*Written task:* Everything in the listing except the pictures should be written out exactly.
* BEGIN Stored data *
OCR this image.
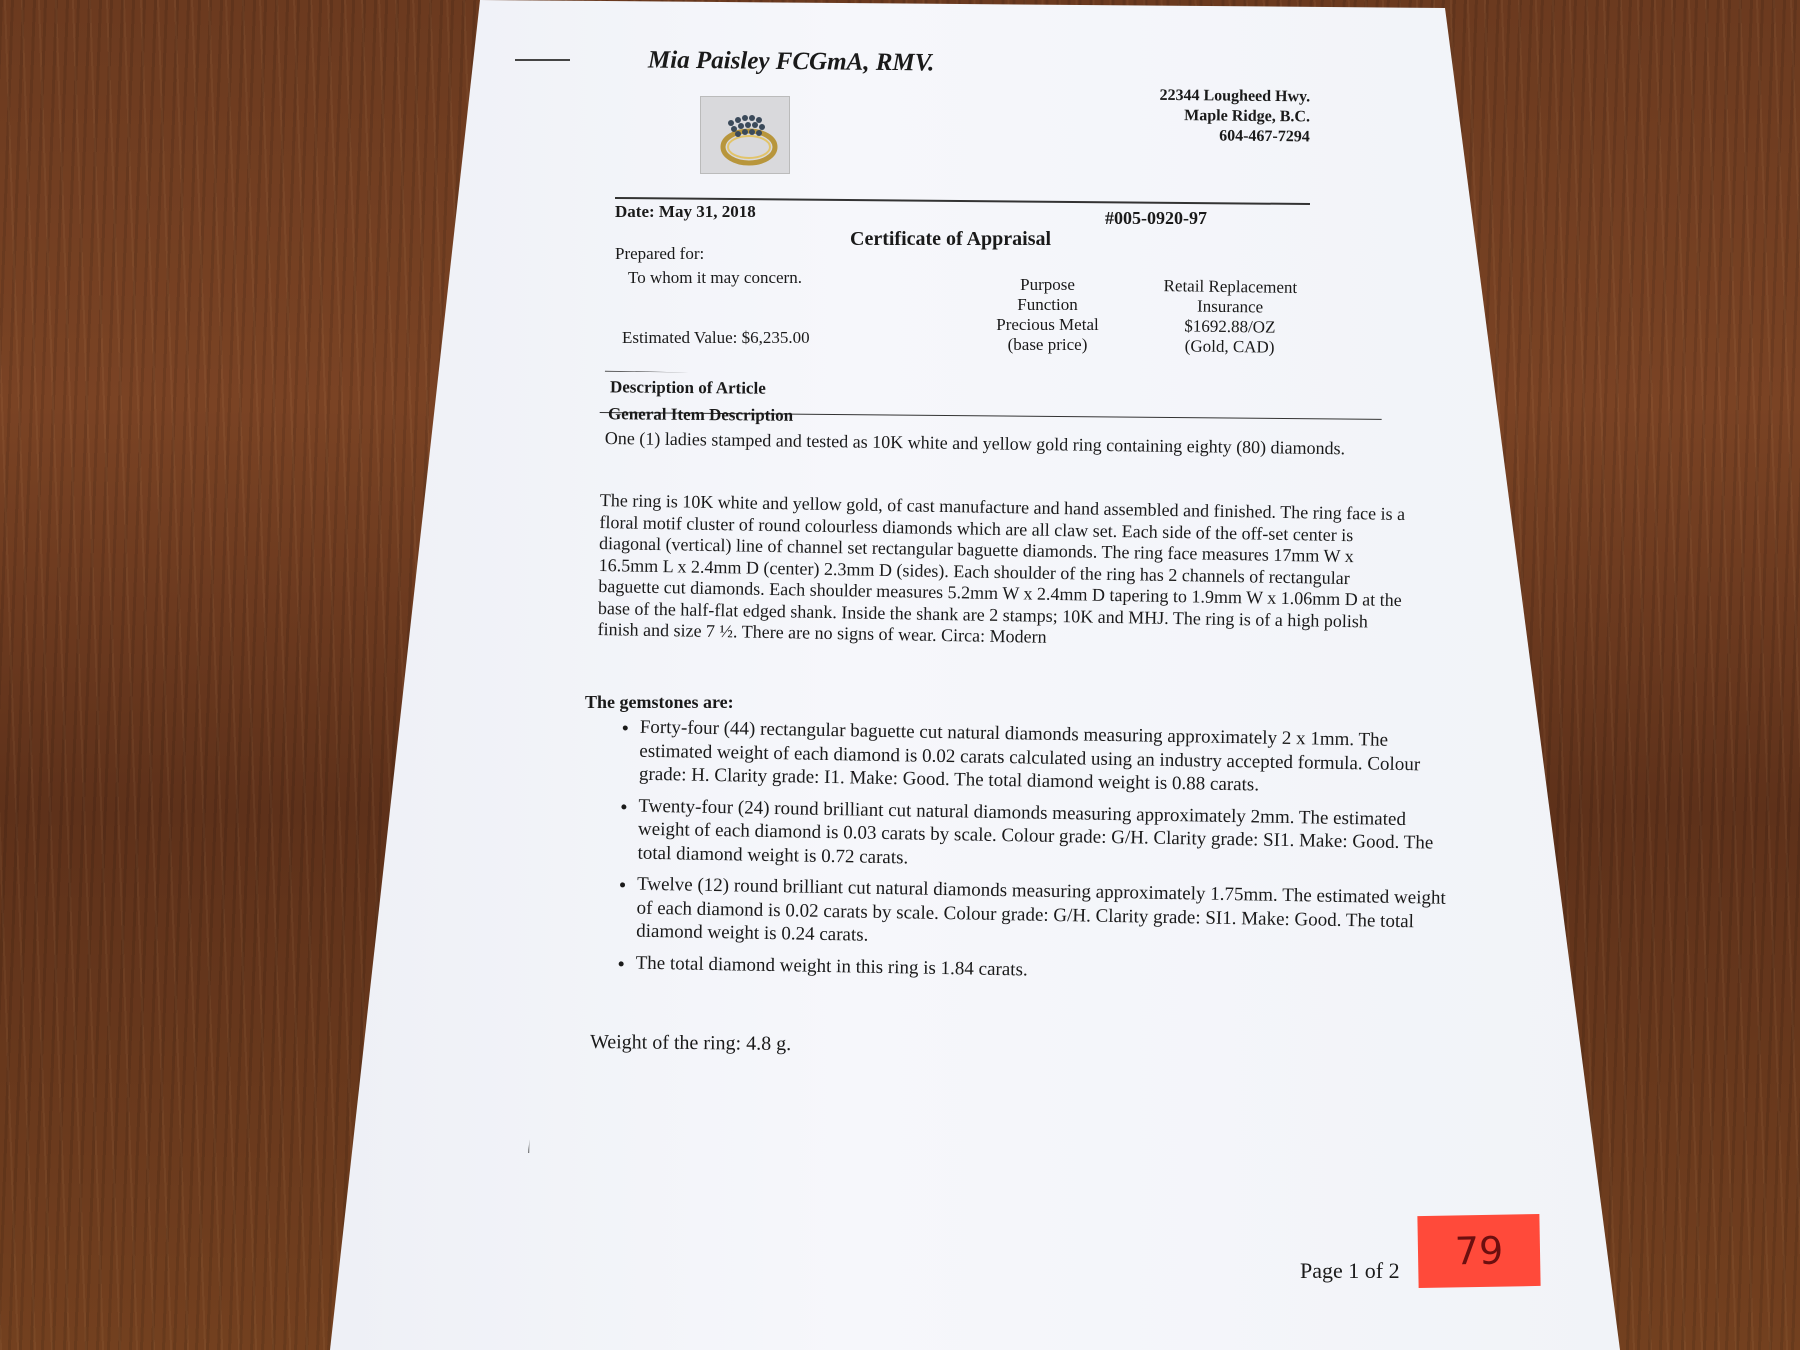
Mia Paisley FCGmA, RMV.
22344 Lougheed Hwy.
Maple Ridge, B.C.
604-467-7294
Date: May 31, 2018	#005-0920-97
Certificate of Appraisal
Prepared for:
To whom it may concern.
Estimated Value: $6,235.00
Purpose
Function
Precious Metal
(base price)
Retail Replacement
Insurance
$1692.88/OZ
(Gold, CAD)
Description of Article
General Item Description
One (1) ladies stamped and tested as 10K white and yellow gold ring containing eighty (80) diamonds.
The ring is 10K white and yellow gold, of cast manufacture and hand assembled and finished. The ring face is a floral motif cluster of round colourless diamonds which are all claw set. Each side of the off-set center is diagonal (vertical) line of channel set rectangular baguette diamonds. The ring face measures 17mm W x 16.5mm L x 2.4mm D (center) 2.3mm D (sides). Each shoulder of the ring has 2 channels of rectangular baguette cut diamonds. Each shoulder measures 5.2mm W x 2.4mm D tapering to 1.9mm W x 1.06mm D at the base of the half-flat edged shank. Inside the shank are 2 stamps; 10K and MHJ. The ring is of a high polish finish and size 7 ½. There are no signs of wear. Circa: Modern
The gemstones are:
• Forty-four (44) rectangular baguette cut natural diamonds measuring approximately 2 x 1mm. The estimated weight of each diamond is 0.02 carats calculated using an industry accepted formula. Colour grade: H. Clarity grade: I1. Make: Good. The total diamond weight is 0.88 carats.
• Twenty-four (24) round brilliant cut natural diamonds measuring approximately 2mm. The estimated weight of each diamond is 0.03 carats by scale. Colour grade: G/H. Clarity grade: SI1. Make: Good. The total diamond weight is 0.72 carats.
• Twelve (12) round brilliant cut natural diamonds measuring approximately 1.75mm. The estimated weight of each diamond is 0.02 carats by scale. Colour grade: G/H. Clarity grade: SI1. Make: Good. The total diamond weight is 0.24 carats.
• The total diamond weight in this ring is 1.84 carats.
Weight of the ring: 4.8 g.
Page 1 of 2 79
* END Stored data *
*Response to this exercise:*
OCR this image.
Mia Paisley FCGmA, RMV.
22344 Lougheed Hwy.
Maple Ridge, B.C.
604-467-7294
Date: May 31, 2018	#005-0920-97
Certificate of Appraisal
Prepared for:
To whom it may concern.
Estimated Value: $6,235.00
Purpose
Function
Precious Metal
(base price)
Retail Replacement
Insurance
$1692.88/OZ
(Gold, CAD)
Description of Article
General Item Description
One (1) ladies stamped and tested as 10K white and yellow gold ring containing eighty (80) diamonds.
The ring is 10K white and yellow gold, of cast manufacture and hand assembled and finished. The ring face is a floral motif cluster of round colourless diamonds which are all claw set. Each side of the off-set center is diagonal (vertical) line of channel set rectangular baguette diamonds. The ring face measures 17mm W x 16.5mm L x 2.4mm D (center) 2.3mm D (sides). Each shoulder of the ring has 2 channels of rectangular baguette cut diamonds. Each shoulder measures 5.2mm W x 2.4mm D tapering to 1.9mm W x 1.06mm D at the base of the half-flat edged shank. Inside the shank are 2 stamps; 10K and MHJ. The ring is of a high polish finish and size 7 ½. There are no signs of wear. Circa: Modern
The gemstones are:
• Forty-four (44) rectangular baguette cut natural diamonds measuring approximately 2 x 1mm. The estimated weight of each diamond is 0.02 carats calculated using an industry accepted formula. Colour grade: H. Clarity grade: I1. Make: Good. The total diamond weight is 0.88 carats.
• Twenty-four (24) round brilliant cut natural diamonds measuring approximately 2mm. The estimated weight of each diamond is 0.03 carats by scale. Colour grade: G/H. Clarity grade: SI1. Make: Good. The total diamond weight is 0.72 carats.
• Twelve (12) round brilliant cut natural diamonds measuring approximately 1.75mm. The estimated weight of each diamond is 0.02 carats by scale. Colour grade: G/H. Clarity grade: SI1. Make: Good. The total diamond weight is 0.24 carats.
• The total diamond weight in this ring is 1.84 carats.
Weight of the ring: 4.8 g.
Page 1 of 2 79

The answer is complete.